Data listing
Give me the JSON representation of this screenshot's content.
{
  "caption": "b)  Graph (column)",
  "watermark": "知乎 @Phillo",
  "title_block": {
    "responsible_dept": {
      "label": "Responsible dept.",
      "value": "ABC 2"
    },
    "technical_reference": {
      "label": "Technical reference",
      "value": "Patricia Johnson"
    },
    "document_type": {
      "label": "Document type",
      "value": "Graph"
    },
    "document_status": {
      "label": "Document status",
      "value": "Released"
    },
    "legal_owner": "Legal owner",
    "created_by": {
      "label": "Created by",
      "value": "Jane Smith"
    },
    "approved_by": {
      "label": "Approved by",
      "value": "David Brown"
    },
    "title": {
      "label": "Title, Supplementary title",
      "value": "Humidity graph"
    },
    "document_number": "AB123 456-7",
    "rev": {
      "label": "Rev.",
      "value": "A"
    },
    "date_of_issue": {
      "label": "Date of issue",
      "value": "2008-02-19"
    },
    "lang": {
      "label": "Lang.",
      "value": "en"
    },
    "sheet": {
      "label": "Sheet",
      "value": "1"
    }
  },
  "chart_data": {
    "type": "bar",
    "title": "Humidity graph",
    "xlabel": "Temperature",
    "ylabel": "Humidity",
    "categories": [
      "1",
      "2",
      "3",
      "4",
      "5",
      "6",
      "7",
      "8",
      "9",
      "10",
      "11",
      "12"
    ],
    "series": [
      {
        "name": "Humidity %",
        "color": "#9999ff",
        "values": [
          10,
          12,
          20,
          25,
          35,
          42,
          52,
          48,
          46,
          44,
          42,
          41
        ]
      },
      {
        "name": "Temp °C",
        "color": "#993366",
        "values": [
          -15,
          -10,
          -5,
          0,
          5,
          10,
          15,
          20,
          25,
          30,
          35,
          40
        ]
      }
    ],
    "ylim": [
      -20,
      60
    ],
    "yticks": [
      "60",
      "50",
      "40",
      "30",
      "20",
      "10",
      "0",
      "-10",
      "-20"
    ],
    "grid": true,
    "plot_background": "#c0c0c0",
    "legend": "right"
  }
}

Written request
All records above must be set down exactly, please.

Right answer
Give me the JSON representation of this screenshot's content.
{
  "caption": "b)  Graph (column)",
  "watermark": "知乎 @Phillo",
  "title_block": {
    "responsible_dept": {
      "label": "Responsible dept.",
      "value": "ABC 2"
    },
    "technical_reference": {
      "label": "Technical reference",
      "value": "Patricia Johnson"
    },
    "document_type": {
      "label": "Document type",
      "value": "Graph"
    },
    "document_status": {
      "label": "Document status",
      "value": "Released"
    },
    "legal_owner": "Legal owner",
    "created_by": {
      "label": "Created by",
      "value": "Jane Smith"
    },
    "approved_by": {
      "label": "Approved by",
      "value": "David Brown"
    },
    "title": {
      "label": "Title, Supplementary title",
      "value": "Humidity graph"
    },
    "document_number": "AB123 456-7",
    "rev": {
      "label": "Rev.",
      "value": "A"
    },
    "date_of_issue": {
      "label": "Date of issue",
      "value": "2008-02-19"
    },
    "lang": {
      "label": "Lang.",
      "value": "en"
    },
    "sheet": {
      "label": "Sheet",
      "value": "1"
    }
  },
  "chart_data": {
    "type": "bar",
    "title": "Humidity graph",
    "xlabel": "Temperature",
    "ylabel": "Humidity",
    "categories": [
      "1",
      "2",
      "3",
      "4",
      "5",
      "6",
      "7",
      "8",
      "9",
      "10",
      "11",
      "12"
    ],
    "series": [
      {
        "name": "Humidity %",
        "color": "#9999ff",
        "values": [
          10,
          12,
          20,
          25,
          35,
          42,
          52,
          48,
          46,
          44,
          42,
          41
        ]
      },
      {
        "name": "Temp °C",
        "color": "#993366",
        "values": [
          -15,
          -10,
          -5,
          0,
          5,
          10,
          15,
          20,
          25,
          30,
          35,
          40
        ]
      }
    ],
    "ylim": [
      -20,
      60
    ],
    "yticks": [
      "60",
      "50",
      "40",
      "30",
      "20",
      "10",
      "0",
      "-10",
      "-20"
    ],
    "grid": true,
    "plot_background": "#c0c0c0",
    "legend": "right"
  }
}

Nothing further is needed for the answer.